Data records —
☆ ☆ ☆ ☆ ☆
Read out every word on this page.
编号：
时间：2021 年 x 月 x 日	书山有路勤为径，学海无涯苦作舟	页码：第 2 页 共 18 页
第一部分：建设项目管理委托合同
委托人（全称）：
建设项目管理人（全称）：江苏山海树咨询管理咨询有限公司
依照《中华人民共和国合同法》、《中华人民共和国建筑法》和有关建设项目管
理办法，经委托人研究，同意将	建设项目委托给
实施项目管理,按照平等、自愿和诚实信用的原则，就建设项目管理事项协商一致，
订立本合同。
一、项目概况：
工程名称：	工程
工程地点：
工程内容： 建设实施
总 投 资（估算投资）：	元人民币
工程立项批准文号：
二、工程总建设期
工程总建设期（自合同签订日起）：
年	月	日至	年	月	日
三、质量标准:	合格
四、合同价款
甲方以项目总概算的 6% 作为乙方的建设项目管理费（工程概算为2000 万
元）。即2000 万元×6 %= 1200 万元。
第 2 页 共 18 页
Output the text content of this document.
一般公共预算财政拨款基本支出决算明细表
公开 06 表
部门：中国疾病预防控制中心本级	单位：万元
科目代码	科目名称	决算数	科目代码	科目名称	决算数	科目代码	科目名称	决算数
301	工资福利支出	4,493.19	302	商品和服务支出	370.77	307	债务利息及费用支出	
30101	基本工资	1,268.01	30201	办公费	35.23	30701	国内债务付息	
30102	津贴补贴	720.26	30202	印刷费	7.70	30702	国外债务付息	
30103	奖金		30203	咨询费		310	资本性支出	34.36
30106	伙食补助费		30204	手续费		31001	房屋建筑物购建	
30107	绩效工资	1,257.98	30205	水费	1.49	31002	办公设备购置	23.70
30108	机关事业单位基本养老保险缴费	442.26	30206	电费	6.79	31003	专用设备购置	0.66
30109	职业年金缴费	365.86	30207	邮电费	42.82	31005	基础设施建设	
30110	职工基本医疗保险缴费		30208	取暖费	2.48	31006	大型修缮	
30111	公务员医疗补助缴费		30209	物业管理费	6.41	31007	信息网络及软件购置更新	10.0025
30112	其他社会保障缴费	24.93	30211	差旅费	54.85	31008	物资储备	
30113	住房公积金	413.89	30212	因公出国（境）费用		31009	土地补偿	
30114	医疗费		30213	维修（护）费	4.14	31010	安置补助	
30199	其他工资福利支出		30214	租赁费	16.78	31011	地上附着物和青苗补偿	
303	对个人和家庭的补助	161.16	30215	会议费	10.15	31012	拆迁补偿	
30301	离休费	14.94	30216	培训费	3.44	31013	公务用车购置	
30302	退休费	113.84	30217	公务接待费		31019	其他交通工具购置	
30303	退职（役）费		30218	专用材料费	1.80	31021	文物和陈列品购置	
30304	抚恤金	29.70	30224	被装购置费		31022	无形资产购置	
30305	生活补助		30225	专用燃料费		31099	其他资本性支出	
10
☆ ☆ ☆ ☆ ☆
Aim of the exercise —
Write out the listing once more, matching it exactly.

Answer for this exercise —
Read out every word on this page.
编号：
时间：2021 年 x 月 x 日	书山有路勤为径，学海无涯苦作舟	页码：第 2 页 共 18 页
第一部分：建设项目管理委托合同
委托人（全称）：
建设项目管理人（全称）：江苏山海树咨询管理咨询有限公司
依照《中华人民共和国合同法》、《中华人民共和国建筑法》和有关建设项目管
理办法，经委托人研究，同意将	建设项目委托给
实施项目管理,按照平等、自愿和诚实信用的原则，就建设项目管理事项协商一致，
订立本合同。
一、项目概况：
工程名称：	工程
工程地点：
工程内容： 建设实施
总 投 资（估算投资）：	元人民币
工程立项批准文号：
二、工程总建设期
工程总建设期（自合同签订日起）：
年	月	日至	年	月	日
三、质量标准:	合格
四、合同价款
甲方以项目总概算的 6% 作为乙方的建设项目管理费（工程概算为2000 万
元）。即2000 万元×6 %= 1200 万元。
第 2 页 共 18 页
Output the text content of this document.
一般公共预算财政拨款基本支出决算明细表
公开 06 表
部门：中国疾病预防控制中心本级	单位：万元
科目代码	科目名称	决算数	科目代码	科目名称	决算数	科目代码	科目名称	决算数
301	工资福利支出	4,493.19	302	商品和服务支出	370.77	307	债务利息及费用支出	
30101	基本工资	1,268.01	30201	办公费	35.23	30701	国内债务付息	
30102	津贴补贴	720.26	30202	印刷费	7.70	30702	国外债务付息	
30103	奖金		30203	咨询费		310	资本性支出	34.36
30106	伙食补助费		30204	手续费		31001	房屋建筑物购建	
30107	绩效工资	1,257.98	30205	水费	1.49	31002	办公设备购置	23.70
30108	机关事业单位基本养老保险缴费	442.26	30206	电费	6.79	31003	专用设备购置	0.66
30109	职业年金缴费	365.86	30207	邮电费	42.82	31005	基础设施建设	
30110	职工基本医疗保险缴费		30208	取暖费	2.48	31006	大型修缮	
30111	公务员医疗补助缴费		30209	物业管理费	6.41	31007	信息网络及软件购置更新	10.0025
30112	其他社会保障缴费	24.93	30211	差旅费	54.85	31008	物资储备	
30113	住房公积金	413.89	30212	因公出国（境）费用		31009	土地补偿	
30114	医疗费		30213	维修（护）费	4.14	31010	安置补助	
30199	其他工资福利支出		30214	租赁费	16.78	31011	地上附着物和青苗补偿	
303	对个人和家庭的补助	161.16	30215	会议费	10.15	31012	拆迁补偿	
30301	离休费	14.94	30216	培训费	3.44	31013	公务用车购置	
30302	退休费	113.84	30217	公务接待费		31019	其他交通工具购置	
30303	退职（役）费		30218	专用材料费	1.80	31021	文物和陈列品购置	
30304	抚恤金	29.70	30224	被装购置费		31022	无形资产购置	
30305	生活补助		30225	专用燃料费		31099	其他资本性支出	
10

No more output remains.